> **GOAL**
Repeat all entries exactly.

[Dataset records]
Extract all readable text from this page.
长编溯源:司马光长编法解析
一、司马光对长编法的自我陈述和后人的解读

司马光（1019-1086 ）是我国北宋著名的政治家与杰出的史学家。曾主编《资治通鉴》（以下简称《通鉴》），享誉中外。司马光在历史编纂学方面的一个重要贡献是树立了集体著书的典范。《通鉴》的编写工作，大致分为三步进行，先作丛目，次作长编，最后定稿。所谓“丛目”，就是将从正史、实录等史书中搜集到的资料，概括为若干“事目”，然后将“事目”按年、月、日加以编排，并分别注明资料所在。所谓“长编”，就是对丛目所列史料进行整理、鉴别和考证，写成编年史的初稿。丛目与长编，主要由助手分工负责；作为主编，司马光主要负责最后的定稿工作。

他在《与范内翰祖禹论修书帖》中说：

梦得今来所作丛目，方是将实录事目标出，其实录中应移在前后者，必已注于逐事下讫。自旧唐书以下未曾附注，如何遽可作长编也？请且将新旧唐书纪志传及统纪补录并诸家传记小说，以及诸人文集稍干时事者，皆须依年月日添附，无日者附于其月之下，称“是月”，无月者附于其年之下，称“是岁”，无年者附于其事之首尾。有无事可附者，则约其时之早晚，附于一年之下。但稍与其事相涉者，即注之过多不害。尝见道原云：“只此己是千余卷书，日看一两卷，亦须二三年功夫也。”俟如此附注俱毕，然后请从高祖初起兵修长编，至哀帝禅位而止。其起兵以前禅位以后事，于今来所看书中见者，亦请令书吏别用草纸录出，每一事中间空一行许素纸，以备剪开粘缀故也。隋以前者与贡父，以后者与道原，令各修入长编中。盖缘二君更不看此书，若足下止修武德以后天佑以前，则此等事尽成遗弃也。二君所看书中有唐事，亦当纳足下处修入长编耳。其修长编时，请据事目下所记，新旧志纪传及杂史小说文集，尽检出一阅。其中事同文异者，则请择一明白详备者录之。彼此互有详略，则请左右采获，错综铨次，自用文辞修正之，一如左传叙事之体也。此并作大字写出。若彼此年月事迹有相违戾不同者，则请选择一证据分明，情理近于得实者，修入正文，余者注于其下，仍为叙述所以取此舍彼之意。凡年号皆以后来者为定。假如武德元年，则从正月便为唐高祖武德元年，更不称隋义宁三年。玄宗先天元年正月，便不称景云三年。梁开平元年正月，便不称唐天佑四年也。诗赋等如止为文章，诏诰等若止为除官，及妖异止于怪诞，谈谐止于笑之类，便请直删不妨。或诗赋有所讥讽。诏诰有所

> **WRITTEN ANSWER**
Extract all readable text from this page.
长编溯源:司马光长编法解析
一、司马光对长编法的自我陈述和后人的解读

司马光（1019-1086 ）是我国北宋著名的政治家与杰出的史学家。曾主编《资治通鉴》（以下简称《通鉴》），享誉中外。司马光在历史编纂学方面的一个重要贡献是树立了集体著书的典范。《通鉴》的编写工作，大致分为三步进行，先作丛目，次作长编，最后定稿。所谓“丛目”，就是将从正史、实录等史书中搜集到的资料，概括为若干“事目”，然后将“事目”按年、月、日加以编排，并分别注明资料所在。所谓“长编”，就是对丛目所列史料进行整理、鉴别和考证，写成编年史的初稿。丛目与长编，主要由助手分工负责；作为主编，司马光主要负责最后的定稿工作。

他在《与范内翰祖禹论修书帖》中说：

梦得今来所作丛目，方是将实录事目标出，其实录中应移在前后者，必已注于逐事下讫。自旧唐书以下未曾附注，如何遽可作长编也？请且将新旧唐书纪志传及统纪补录并诸家传记小说，以及诸人文集稍干时事者，皆须依年月日添附，无日者附于其月之下，称“是月”，无月者附于其年之下，称“是岁”，无年者附于其事之首尾。有无事可附者，则约其时之早晚，附于一年之下。但稍与其事相涉者，即注之过多不害。尝见道原云：“只此己是千余卷书，日看一两卷，亦须二三年功夫也。”俟如此附注俱毕，然后请从高祖初起兵修长编，至哀帝禅位而止。其起兵以前禅位以后事，于今来所看书中见者，亦请令书吏别用草纸录出，每一事中间空一行许素纸，以备剪开粘缀故也。隋以前者与贡父，以后者与道原，令各修入长编中。盖缘二君更不看此书，若足下止修武德以后天佑以前，则此等事尽成遗弃也。二君所看书中有唐事，亦当纳足下处修入长编耳。其修长编时，请据事目下所记，新旧志纪传及杂史小说文集，尽检出一阅。其中事同文异者，则请择一明白详备者录之。彼此互有详略，则请左右采获，错综铨次，自用文辞修正之，一如左传叙事之体也。此并作大字写出。若彼此年月事迹有相违戾不同者，则请选择一证据分明，情理近于得实者，修入正文，余者注于其下，仍为叙述所以取此舍彼之意。凡年号皆以后来者为定。假如武德元年，则从正月便为唐高祖武德元年，更不称隋义宁三年。玄宗先天元年正月，便不称景云三年。梁开平元年正月，便不称唐天佑四年也。诗赋等如止为文章，诏诰等若止为除官，及妖异止于怪诞，谈谐止于笑之类，便请直删不妨。或诗赋有所讥讽。诏诰有所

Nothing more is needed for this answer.